**Task objective**
Return all lines below containing the word "Wenecji".

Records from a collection
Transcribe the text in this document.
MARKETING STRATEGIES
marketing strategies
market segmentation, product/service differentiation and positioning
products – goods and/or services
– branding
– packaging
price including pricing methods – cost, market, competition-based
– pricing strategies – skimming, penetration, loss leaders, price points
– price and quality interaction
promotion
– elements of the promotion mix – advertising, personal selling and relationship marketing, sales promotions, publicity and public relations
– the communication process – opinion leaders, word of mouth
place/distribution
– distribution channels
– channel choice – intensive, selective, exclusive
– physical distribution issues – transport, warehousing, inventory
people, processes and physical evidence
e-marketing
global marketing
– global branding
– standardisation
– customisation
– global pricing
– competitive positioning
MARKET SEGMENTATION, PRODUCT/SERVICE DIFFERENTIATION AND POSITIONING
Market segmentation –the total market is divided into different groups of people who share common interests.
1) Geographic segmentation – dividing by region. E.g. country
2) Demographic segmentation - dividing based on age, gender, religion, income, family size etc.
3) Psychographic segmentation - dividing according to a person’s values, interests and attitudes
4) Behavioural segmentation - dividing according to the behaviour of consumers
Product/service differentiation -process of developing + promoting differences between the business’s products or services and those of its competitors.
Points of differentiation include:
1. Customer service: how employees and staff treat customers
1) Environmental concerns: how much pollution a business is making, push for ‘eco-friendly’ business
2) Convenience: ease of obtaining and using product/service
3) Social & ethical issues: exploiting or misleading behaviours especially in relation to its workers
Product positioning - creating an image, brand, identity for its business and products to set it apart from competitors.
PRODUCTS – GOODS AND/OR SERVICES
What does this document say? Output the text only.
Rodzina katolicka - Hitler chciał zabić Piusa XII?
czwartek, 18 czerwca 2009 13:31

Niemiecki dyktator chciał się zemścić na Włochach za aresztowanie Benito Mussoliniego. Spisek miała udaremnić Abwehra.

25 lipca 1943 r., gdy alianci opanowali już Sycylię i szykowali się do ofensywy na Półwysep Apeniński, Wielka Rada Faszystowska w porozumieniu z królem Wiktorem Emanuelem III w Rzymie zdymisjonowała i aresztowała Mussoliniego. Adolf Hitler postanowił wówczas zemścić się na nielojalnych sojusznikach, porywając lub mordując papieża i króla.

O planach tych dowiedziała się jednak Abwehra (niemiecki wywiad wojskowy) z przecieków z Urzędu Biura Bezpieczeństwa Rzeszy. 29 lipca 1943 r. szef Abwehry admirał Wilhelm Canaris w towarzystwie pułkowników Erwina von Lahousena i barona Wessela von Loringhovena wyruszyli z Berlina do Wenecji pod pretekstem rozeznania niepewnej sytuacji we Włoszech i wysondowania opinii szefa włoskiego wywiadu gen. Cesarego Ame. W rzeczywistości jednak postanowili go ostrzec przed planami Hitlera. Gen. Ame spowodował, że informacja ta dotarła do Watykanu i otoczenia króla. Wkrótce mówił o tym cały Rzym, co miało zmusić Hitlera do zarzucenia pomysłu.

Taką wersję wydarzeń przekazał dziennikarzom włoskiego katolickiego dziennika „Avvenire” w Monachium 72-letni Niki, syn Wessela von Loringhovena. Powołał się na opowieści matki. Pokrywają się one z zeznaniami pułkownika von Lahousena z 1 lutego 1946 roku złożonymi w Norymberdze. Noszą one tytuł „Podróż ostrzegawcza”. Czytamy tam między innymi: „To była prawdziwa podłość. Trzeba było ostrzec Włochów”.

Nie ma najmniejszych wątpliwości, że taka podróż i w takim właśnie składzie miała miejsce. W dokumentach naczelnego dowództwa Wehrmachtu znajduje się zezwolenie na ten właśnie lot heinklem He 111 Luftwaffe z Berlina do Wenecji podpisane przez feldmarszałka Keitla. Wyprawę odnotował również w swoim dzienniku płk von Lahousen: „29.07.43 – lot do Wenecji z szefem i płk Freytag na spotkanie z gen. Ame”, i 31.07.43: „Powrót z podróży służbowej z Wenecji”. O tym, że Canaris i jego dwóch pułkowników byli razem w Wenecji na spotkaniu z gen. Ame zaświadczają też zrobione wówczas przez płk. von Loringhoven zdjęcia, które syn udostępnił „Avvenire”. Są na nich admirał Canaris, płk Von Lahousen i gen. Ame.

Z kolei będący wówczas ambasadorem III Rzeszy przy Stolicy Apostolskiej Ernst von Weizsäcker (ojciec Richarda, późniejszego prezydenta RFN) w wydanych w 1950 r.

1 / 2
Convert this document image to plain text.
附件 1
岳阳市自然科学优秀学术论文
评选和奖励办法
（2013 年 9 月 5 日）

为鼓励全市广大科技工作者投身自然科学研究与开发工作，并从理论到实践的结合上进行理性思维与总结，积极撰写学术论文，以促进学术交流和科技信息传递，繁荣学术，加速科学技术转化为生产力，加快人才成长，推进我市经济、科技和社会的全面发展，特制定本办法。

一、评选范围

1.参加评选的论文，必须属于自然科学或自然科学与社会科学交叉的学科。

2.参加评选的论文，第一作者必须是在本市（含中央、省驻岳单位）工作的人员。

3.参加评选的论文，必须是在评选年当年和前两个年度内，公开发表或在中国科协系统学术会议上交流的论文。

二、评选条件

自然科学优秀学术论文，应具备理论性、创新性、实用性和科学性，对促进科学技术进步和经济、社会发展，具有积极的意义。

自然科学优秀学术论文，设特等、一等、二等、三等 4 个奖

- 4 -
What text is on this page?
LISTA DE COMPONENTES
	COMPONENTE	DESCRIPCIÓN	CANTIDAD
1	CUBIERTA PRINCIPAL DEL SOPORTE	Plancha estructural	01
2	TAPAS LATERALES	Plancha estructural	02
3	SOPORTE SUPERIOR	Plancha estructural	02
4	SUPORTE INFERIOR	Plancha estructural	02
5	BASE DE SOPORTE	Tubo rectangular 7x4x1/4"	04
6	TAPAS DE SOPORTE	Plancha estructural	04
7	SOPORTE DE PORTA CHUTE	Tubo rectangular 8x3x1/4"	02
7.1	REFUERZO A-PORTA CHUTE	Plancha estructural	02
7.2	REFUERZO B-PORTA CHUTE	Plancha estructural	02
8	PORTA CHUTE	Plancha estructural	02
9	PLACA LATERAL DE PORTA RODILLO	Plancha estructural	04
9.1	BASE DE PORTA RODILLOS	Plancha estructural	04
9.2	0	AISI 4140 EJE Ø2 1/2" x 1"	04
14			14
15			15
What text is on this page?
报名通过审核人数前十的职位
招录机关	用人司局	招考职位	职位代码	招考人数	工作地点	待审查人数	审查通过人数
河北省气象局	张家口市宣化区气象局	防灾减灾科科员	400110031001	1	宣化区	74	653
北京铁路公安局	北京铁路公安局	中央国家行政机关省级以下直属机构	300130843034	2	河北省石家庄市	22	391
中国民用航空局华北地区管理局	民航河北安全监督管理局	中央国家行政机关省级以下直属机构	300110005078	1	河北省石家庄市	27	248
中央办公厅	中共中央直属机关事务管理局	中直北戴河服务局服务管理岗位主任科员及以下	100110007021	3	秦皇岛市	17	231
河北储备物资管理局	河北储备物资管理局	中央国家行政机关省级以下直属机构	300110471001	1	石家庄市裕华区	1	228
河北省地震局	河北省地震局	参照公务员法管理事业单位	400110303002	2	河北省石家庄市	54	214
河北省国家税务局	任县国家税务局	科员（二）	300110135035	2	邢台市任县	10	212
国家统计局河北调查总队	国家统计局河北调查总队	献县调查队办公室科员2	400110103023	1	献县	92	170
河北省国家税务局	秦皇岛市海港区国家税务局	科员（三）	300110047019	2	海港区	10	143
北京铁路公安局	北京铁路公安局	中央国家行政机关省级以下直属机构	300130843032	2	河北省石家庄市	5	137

**Reply to the task**
O planach tych dowiedziała się jednak Abwehra (niemiecki wywiad wojskowy) z przecieków z Urzędu Biura Bezpieczeństwa Rzeszy. 29 lipca 1943 r. szef Abwehry admirał Wilhelm Canaris w towarzystwie pułkowników Erwina von Lahousena i barona Wessela von Loringhovena wyruszyli z Berlina do Wenecji pod pretekstem rozeznania niepewnej sytuacji we Włoszech i wysondowania opinii szefa włoskiego wywiadu gen. Cesarego Ame. W rzeczywistości jednak postanowili go ostrzec przed planami Hitlera. Gen. Ame spowodował, że informacja ta dotarła do Watykanu i otoczenia króla. Wkrótce mówił o tym cały Rzym, co miało zmusić Hitlera do zarzucenia pomysłu.
Nie ma najmniejszych wątpliwości, że taka podróż i w takim właśnie składzie miała miejsce. W dokumentach naczelnego dowództwa Wehrmachtu znajduje się zezwolenie na ten właśnie lot heinklem He 111 Luftwaffe z Berlina do Wenecji podpisane przez feldmarszałka Keitla. Wyprawę odnotował również w swoim dzienniku płk von Lahousen: „29.07.43 – lot do Wenecji z szefem i płk Freytag na spotkanie z gen. Ame”, i 31.07.43: „Powrót z podróży służbowej z Wenecji”. O tym, że Canaris i jego dwóch pułkowników byli razem w Wenecji na spotkaniu z gen. Ame zaświadczają też zrobione wówczas przez płk. von Loringhoven zdjęcia, które syn udostępnił „Avvenire”. Są na nich admirał Canaris, płk Von Lahousen i gen. Ame.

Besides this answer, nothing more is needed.